# Work instructions:
Emit the entire listing verbatim.

# Entries:
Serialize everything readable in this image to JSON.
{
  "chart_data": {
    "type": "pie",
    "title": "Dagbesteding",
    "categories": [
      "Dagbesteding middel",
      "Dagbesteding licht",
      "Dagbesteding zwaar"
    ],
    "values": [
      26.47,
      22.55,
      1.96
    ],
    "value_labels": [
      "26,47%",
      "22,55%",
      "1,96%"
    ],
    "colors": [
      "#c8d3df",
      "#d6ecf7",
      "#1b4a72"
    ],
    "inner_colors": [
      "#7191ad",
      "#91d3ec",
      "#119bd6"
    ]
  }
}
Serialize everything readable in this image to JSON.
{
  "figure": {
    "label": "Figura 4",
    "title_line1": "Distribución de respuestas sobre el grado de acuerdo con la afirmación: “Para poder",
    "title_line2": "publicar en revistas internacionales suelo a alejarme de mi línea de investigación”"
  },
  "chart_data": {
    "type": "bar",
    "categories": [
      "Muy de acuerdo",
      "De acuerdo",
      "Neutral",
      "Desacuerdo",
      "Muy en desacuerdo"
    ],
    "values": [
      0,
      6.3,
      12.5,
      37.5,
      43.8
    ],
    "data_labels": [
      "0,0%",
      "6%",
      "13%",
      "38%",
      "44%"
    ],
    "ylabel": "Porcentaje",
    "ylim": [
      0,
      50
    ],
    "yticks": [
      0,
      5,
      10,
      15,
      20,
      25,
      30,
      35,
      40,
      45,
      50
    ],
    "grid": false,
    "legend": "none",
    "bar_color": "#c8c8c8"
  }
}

# Worked answer:
Serialize everything readable in this image to JSON.
{
  "chart_data": {
    "type": "pie",
    "title": "Dagbesteding",
    "categories": [
      "Dagbesteding middel",
      "Dagbesteding licht",
      "Dagbesteding zwaar"
    ],
    "values": [
      26.47,
      22.55,
      1.96
    ],
    "value_labels": [
      "26,47%",
      "22,55%",
      "1,96%"
    ],
    "colors": [
      "#c8d3df",
      "#d6ecf7",
      "#1b4a72"
    ],
    "inner_colors": [
      "#7191ad",
      "#91d3ec",
      "#119bd6"
    ]
  }
}
Serialize everything readable in this image to JSON.
{
  "figure": {
    "label": "Figura 4",
    "title_line1": "Distribución de respuestas sobre el grado de acuerdo con la afirmación: “Para poder",
    "title_line2": "publicar en revistas internacionales suelo a alejarme de mi línea de investigación”"
  },
  "chart_data": {
    "type": "bar",
    "categories": [
      "Muy de acuerdo",
      "De acuerdo",
      "Neutral",
      "Desacuerdo",
      "Muy en desacuerdo"
    ],
    "values": [
      0,
      6.3,
      12.5,
      37.5,
      43.8
    ],
    "data_labels": [
      "0,0%",
      "6%",
      "13%",
      "38%",
      "44%"
    ],
    "ylabel": "Porcentaje",
    "ylim": [
      0,
      50
    ],
    "yticks": [
      0,
      5,
      10,
      15,
      20,
      25,
      30,
      35,
      40,
      45,
      50
    ],
    "grid": false,
    "legend": "none",
    "bar_color": "#c8c8c8"
  }
}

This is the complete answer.